╭─ Dataset

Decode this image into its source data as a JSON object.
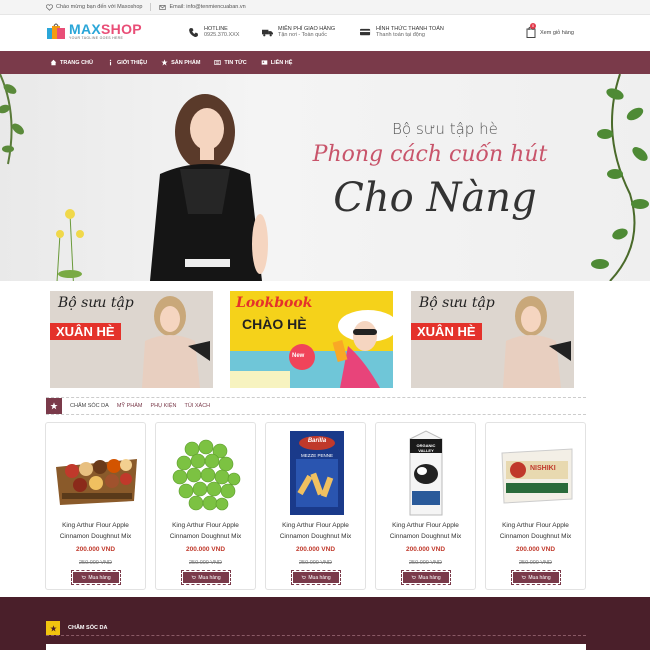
{
  "topbar": {
    "welcome": "Chào mừng bạn đến với Maxoshop",
    "email": "Email: info@tenmiencuaban.vn"
  },
  "header": {
    "logo": {
      "name_a": "MAX",
      "name_b": "SHOP",
      "tagline": "YOUR TAGLINE GOES HERE"
    },
    "hotline": {
      "title": "HOTLINE",
      "value": "0925.370.XXX"
    },
    "shipping": {
      "title": "MIỄN PHÍ GIAO HÀNG",
      "value": "Tận nơi - Toàn quốc"
    },
    "payment": {
      "title": "HÌNH THỨC THANH TOÁN",
      "value": "Thanh toán tại động"
    },
    "cart": {
      "label": "Xem giỏ hàng",
      "count": "0"
    }
  },
  "nav": {
    "items": [
      "TRANG CHỦ",
      "GIỚI THIỆU",
      "SẢN PHẨM",
      "TIN TỨC",
      "LIÊN HỆ"
    ]
  },
  "banner": {
    "line1": "Bộ sưu tập hè",
    "line2": "Phong cách cuốn hút",
    "line3": "Cho Nàng"
  },
  "promos": [
    {
      "t1": "Bộ sưu tập",
      "t2": "XUÂN HÈ"
    },
    {
      "t1": "Lookbook",
      "t2": "CHÀO HÈ",
      "badge": "New"
    },
    {
      "t1": "Bộ sưu tập",
      "t2": "XUÂN HÈ"
    }
  ],
  "tabs": [
    "CHĂM SÓC DA",
    "MỸ PHẨM",
    "PHỤ KIỆN",
    "TÚI XÁCH"
  ],
  "products": [
    {
      "name": "King Arthur Flour Apple Cinnamon Doughnut Mix",
      "price": "200.000 VND",
      "old_price": "250.000 VND",
      "buy": "Mua hàng",
      "image": "gift-basket"
    },
    {
      "name": "King Arthur Flour Apple Cinnamon Doughnut Mix",
      "price": "200.000 VND",
      "old_price": "250.000 VND",
      "buy": "Mua hàng",
      "image": "green-peas"
    },
    {
      "name": "King Arthur Flour Apple Cinnamon Doughnut Mix",
      "price": "200.000 VND",
      "old_price": "250.000 VND",
      "buy": "Mua hàng",
      "image": "pasta-box",
      "box_brand": "Barilla",
      "box_label": "MEZZE PENNE"
    },
    {
      "name": "King Arthur Flour Apple Cinnamon Doughnut Mix",
      "price": "200.000 VND",
      "old_price": "250.000 VND",
      "buy": "Mua hàng",
      "image": "milk-carton",
      "box_brand": "ORGANIC VALLEY"
    },
    {
      "name": "King Arthur Flour Apple Cinnamon Doughnut Mix",
      "price": "200.000 VND",
      "old_price": "250.000 VND",
      "buy": "Mua hàng",
      "image": "rice-bag",
      "box_brand": "NISHIKI"
    }
  ],
  "bottom": {
    "title": "CHĂM SÓC DA"
  },
  "colors": {
    "primary": "#7a3a4a",
    "dark": "#4a1f2a",
    "price": "#c0392b",
    "accent": "#f1c40f"
  }
}
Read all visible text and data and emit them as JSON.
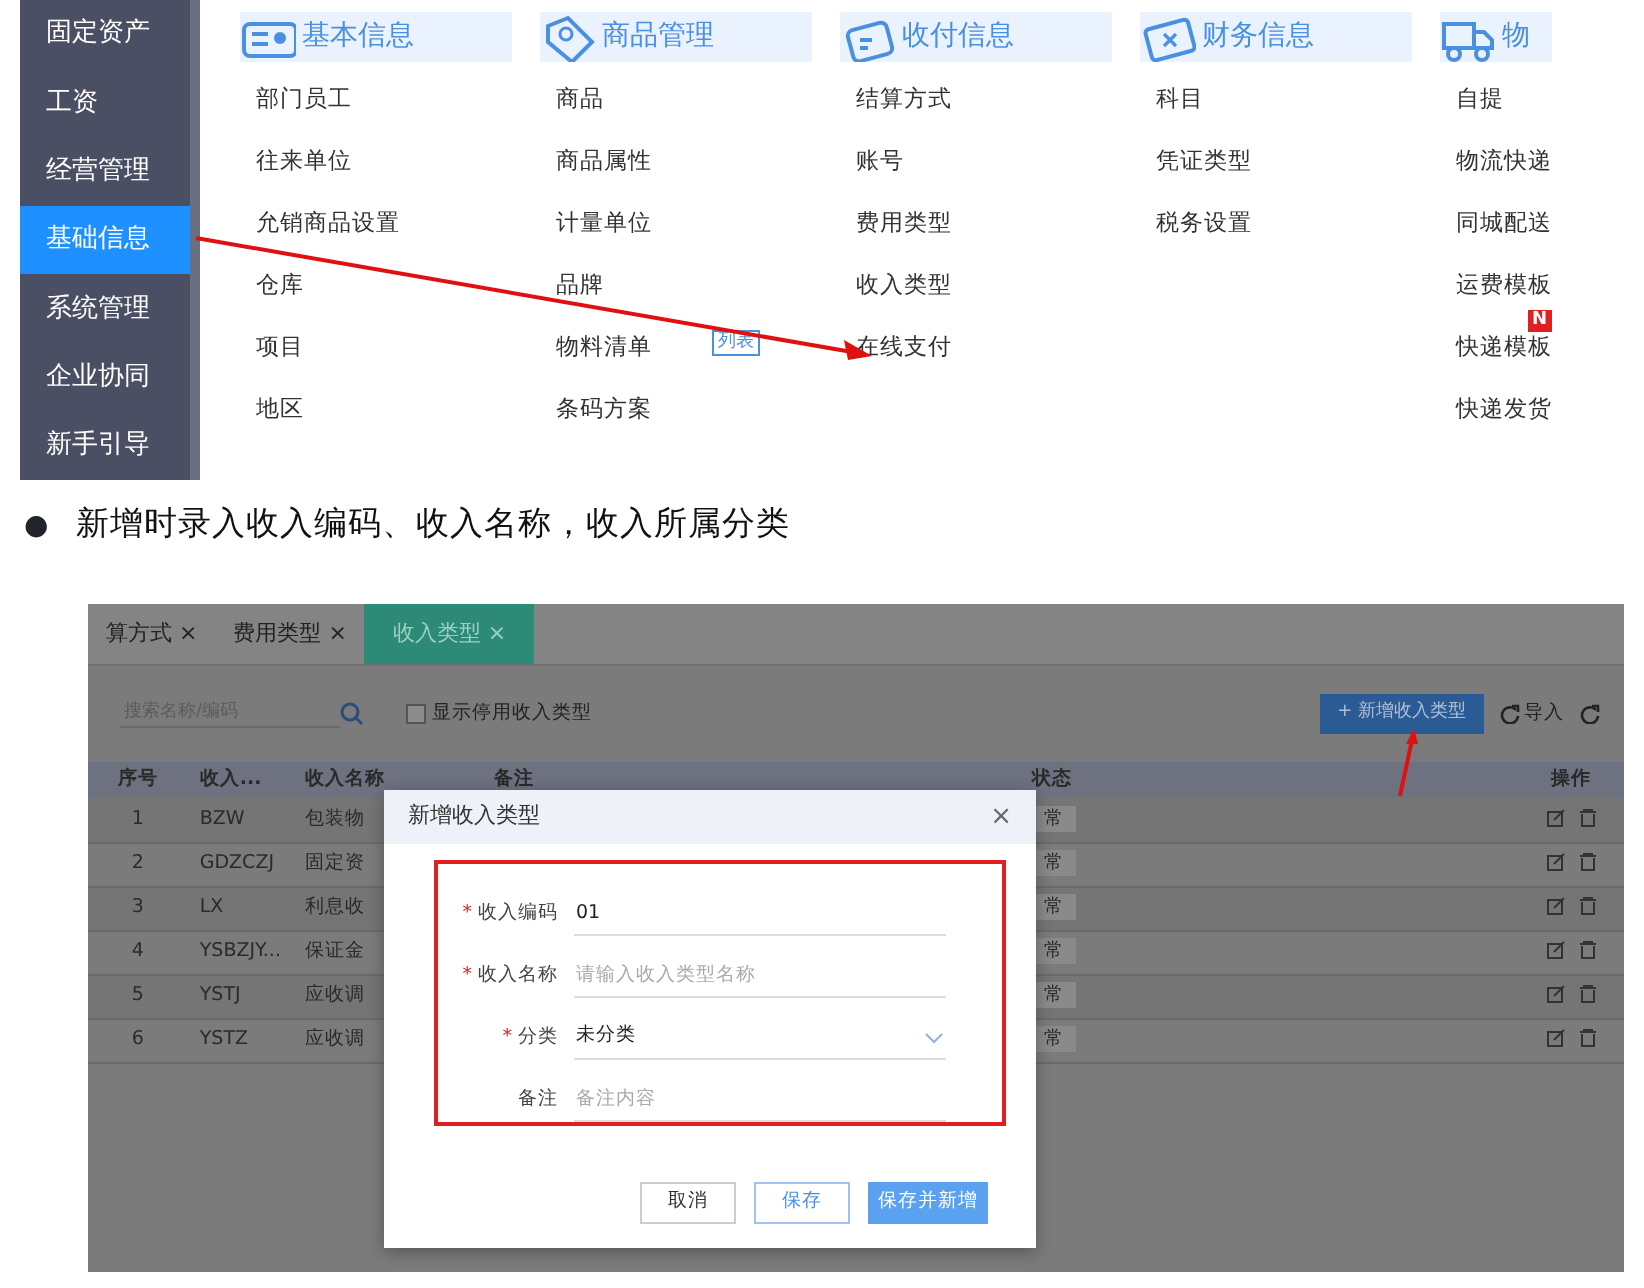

╰─

What is needed
All of the records above must be copied exactly, except for the pictures.

Written solution
Decode this image into its source data as a JSON object.
{
  "topbar": {
    "welcome": "Chào mừng bạn đến với Maxoshop",
    "email": "Email: info@tenmiencuaban.vn"
  },
  "header": {
    "logo": {
      "name_a": "MAX",
      "name_b": "SHOP",
      "tagline": "YOUR TAGLINE GOES HERE"
    },
    "hotline": {
      "title": "HOTLINE",
      "value": "0925.370.XXX"
    },
    "shipping": {
      "title": "MIỄN PHÍ GIAO HÀNG",
      "value": "Tận nơi - Toàn quốc"
    },
    "payment": {
      "title": "HÌNH THỨC THANH TOÁN",
      "value": "Thanh toán tại động"
    },
    "cart": {
      "label": "Xem giỏ hàng",
      "count": "0"
    }
  },
  "nav": {
    "items": [
      "TRANG CHỦ",
      "GIỚI THIỆU",
      "SẢN PHẨM",
      "TIN TỨC",
      "LIÊN HỆ"
    ]
  },
  "banner": {
    "line1": "Bộ sưu tập hè",
    "line2": "Phong cách cuốn hút",
    "line3": "Cho Nàng"
  },
  "promos": [
    {
      "t1": "Bộ sưu tập",
      "t2": "XUÂN HÈ"
    },
    {
      "t1": "Lookbook",
      "t2": "CHÀO HÈ",
      "badge": "New"
    },
    {
      "t1": "Bộ sưu tập",
      "t2": "XUÂN HÈ"
    }
  ],
  "tabs": [
    "CHĂM SÓC DA",
    "MỸ PHẨM",
    "PHỤ KIỆN",
    "TÚI XÁCH"
  ],
  "products": [
    {
      "name": "King Arthur Flour Apple Cinnamon Doughnut Mix",
      "price": "200.000 VND",
      "old_price": "250.000 VND",
      "buy": "Mua hàng",
      "image": "gift-basket"
    },
    {
      "name": "King Arthur Flour Apple Cinnamon Doughnut Mix",
      "price": "200.000 VND",
      "old_price": "250.000 VND",
      "buy": "Mua hàng",
      "image": "green-peas"
    },
    {
      "name": "King Arthur Flour Apple Cinnamon Doughnut Mix",
      "price": "200.000 VND",
      "old_price": "250.000 VND",
      "buy": "Mua hàng",
      "image": "pasta-box",
      "box_brand": "Barilla",
      "box_label": "MEZZE PENNE"
    },
    {
      "name": "King Arthur Flour Apple Cinnamon Doughnut Mix",
      "price": "200.000 VND",
      "old_price": "250.000 VND",
      "buy": "Mua hàng",
      "image": "milk-carton",
      "box_brand": "ORGANIC VALLEY"
    },
    {
      "name": "King Arthur Flour Apple Cinnamon Doughnut Mix",
      "price": "200.000 VND",
      "old_price": "250.000 VND",
      "buy": "Mua hàng",
      "image": "rice-bag",
      "box_brand": "NISHIKI"
    }
  ],
  "bottom": {
    "title": "CHĂM SÓC DA"
  },
  "colors": {
    "primary": "#7a3a4a",
    "dark": "#4a1f2a",
    "price": "#c0392b",
    "accent": "#f1c40f"
  }
}
Read all visible text and data and emit them as JSON.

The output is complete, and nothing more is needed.